-- Data entries --
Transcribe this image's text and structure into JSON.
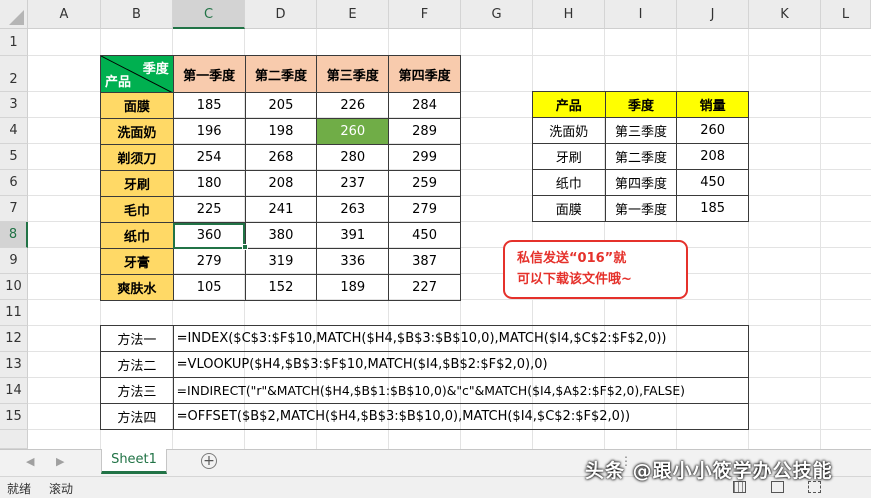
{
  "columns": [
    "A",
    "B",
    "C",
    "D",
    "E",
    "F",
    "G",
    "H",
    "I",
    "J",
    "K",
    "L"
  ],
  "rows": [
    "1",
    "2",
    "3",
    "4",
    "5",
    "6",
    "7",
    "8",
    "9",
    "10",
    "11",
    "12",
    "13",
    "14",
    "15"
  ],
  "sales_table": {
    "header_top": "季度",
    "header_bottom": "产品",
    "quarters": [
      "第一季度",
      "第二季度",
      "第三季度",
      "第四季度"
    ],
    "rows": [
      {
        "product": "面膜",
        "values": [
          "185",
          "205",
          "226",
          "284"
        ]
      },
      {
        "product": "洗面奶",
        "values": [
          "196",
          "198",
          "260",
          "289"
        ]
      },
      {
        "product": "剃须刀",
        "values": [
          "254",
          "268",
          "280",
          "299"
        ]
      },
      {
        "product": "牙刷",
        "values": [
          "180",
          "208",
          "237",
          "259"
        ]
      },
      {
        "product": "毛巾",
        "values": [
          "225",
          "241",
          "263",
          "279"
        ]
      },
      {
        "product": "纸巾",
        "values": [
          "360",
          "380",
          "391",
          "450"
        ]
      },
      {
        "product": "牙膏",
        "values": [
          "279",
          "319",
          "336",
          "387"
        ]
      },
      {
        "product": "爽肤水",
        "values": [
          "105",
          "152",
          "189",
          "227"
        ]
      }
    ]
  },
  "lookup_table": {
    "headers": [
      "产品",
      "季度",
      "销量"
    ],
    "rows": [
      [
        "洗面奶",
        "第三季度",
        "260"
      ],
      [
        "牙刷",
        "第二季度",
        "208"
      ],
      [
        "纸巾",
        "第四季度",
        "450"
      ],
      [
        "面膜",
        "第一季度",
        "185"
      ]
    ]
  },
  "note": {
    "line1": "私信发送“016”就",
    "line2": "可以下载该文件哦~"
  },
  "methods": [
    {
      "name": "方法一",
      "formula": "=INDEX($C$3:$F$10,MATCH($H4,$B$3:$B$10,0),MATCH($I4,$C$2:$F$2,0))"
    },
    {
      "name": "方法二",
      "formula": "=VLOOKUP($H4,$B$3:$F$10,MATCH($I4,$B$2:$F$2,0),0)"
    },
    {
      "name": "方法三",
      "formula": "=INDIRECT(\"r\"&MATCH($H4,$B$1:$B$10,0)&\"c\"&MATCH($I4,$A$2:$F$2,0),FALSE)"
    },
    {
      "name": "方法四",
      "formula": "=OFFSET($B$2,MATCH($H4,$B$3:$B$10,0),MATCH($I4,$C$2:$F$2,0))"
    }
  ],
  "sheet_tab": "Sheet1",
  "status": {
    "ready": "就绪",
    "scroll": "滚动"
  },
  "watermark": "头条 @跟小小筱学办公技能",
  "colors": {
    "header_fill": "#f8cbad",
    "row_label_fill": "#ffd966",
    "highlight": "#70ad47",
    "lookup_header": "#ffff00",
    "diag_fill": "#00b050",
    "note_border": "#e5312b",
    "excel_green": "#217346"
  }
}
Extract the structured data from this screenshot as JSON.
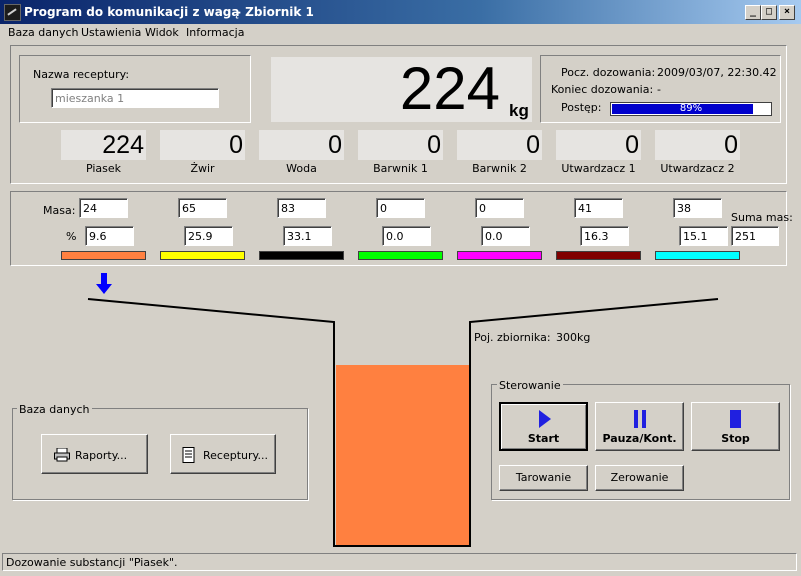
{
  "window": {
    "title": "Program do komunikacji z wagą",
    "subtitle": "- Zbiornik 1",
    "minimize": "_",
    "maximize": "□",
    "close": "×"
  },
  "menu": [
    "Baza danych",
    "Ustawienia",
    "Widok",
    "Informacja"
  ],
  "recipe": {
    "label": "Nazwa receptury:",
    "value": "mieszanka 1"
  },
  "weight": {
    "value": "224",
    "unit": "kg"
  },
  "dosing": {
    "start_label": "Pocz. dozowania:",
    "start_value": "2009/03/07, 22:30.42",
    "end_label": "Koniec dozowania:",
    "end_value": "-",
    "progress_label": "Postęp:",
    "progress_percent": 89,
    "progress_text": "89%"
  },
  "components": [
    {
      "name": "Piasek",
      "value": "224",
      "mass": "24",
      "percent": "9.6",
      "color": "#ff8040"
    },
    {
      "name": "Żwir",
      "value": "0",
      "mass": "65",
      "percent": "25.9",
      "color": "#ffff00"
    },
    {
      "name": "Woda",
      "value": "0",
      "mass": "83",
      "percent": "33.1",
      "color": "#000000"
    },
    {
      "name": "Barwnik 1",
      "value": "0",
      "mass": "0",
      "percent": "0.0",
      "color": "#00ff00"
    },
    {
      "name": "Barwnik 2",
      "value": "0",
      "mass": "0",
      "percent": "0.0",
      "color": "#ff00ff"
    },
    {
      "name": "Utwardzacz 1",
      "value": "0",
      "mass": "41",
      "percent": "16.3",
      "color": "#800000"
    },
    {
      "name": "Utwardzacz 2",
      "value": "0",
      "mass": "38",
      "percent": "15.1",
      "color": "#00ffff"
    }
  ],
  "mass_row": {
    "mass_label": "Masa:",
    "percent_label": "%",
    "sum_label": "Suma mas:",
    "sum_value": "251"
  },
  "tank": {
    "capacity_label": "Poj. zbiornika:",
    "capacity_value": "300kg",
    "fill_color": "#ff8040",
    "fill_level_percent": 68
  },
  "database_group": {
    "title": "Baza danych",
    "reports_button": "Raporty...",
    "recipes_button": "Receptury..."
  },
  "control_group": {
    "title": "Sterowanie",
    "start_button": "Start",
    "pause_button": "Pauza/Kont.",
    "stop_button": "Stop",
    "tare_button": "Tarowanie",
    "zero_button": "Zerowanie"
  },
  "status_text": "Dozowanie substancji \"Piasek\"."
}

---

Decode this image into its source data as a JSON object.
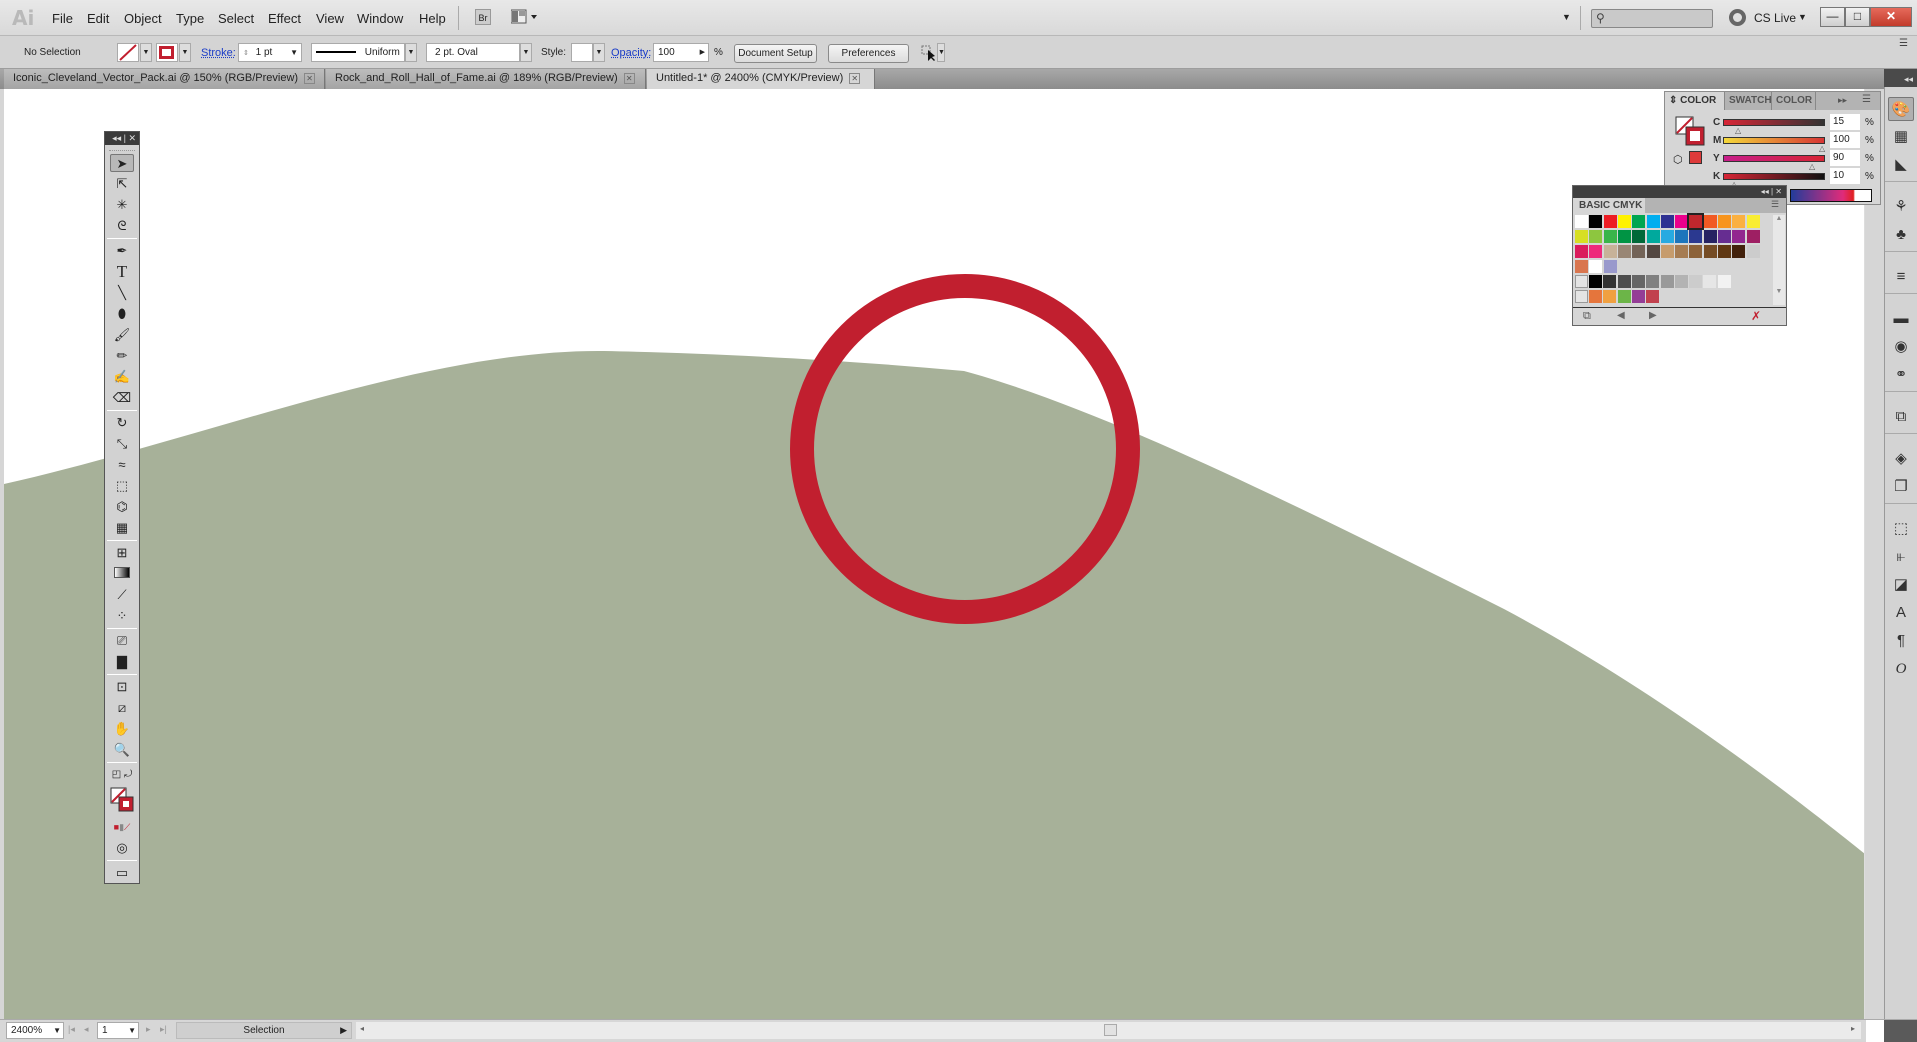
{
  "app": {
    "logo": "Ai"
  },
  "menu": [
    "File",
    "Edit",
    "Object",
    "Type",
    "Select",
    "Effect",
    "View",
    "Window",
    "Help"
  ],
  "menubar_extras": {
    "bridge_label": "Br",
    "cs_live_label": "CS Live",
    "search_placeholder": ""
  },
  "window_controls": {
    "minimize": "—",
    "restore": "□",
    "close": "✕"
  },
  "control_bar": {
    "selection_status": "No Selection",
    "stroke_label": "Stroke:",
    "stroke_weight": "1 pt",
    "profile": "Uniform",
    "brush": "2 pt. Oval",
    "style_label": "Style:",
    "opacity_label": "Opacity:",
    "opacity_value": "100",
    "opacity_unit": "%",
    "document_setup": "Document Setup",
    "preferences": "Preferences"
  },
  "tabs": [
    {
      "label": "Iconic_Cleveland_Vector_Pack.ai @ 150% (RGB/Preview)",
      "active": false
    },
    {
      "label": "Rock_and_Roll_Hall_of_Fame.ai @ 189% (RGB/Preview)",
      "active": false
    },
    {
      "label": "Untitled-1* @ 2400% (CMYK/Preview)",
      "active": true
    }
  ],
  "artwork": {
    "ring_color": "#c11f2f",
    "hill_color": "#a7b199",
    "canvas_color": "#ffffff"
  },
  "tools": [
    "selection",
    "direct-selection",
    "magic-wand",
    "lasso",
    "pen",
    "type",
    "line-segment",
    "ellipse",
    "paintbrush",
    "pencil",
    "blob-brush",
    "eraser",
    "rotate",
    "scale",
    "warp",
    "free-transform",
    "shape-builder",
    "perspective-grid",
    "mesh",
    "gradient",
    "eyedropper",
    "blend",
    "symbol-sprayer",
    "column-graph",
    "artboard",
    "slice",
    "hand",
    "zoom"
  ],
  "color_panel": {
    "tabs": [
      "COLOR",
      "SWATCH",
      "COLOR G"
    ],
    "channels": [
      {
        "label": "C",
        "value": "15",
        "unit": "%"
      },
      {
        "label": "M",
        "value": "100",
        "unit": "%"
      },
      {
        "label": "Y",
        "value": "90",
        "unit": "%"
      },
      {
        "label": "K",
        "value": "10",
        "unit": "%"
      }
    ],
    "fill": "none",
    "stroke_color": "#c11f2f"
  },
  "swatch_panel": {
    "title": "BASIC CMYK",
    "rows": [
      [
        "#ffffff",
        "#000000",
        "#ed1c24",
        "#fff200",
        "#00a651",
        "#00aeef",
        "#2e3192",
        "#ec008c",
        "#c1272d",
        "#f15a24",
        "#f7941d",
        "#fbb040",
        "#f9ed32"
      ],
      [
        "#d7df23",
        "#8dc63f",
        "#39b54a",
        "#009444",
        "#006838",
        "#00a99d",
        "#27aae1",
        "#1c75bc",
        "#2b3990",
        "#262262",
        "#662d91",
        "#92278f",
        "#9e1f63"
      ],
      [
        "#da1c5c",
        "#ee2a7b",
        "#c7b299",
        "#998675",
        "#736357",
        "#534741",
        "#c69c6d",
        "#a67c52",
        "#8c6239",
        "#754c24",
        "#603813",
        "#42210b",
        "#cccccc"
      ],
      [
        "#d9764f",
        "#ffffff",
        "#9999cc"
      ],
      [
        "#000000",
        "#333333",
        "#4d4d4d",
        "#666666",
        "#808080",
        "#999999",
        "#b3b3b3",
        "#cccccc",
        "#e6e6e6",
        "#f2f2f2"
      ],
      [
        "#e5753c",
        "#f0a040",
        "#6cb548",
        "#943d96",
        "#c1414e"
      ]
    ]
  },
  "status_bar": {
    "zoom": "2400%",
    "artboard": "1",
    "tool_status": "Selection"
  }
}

* * *

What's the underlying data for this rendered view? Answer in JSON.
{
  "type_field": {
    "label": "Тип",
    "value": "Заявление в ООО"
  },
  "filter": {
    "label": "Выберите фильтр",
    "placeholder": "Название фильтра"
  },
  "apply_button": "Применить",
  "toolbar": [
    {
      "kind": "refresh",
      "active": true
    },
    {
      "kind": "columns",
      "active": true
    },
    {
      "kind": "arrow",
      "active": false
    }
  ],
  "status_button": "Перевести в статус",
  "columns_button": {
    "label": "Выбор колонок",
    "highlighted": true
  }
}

-- TASK DETAILS --
In the records above, tally the lines where the word "into" appears, and give the number and nothing else.

-- THE ANSWER --
2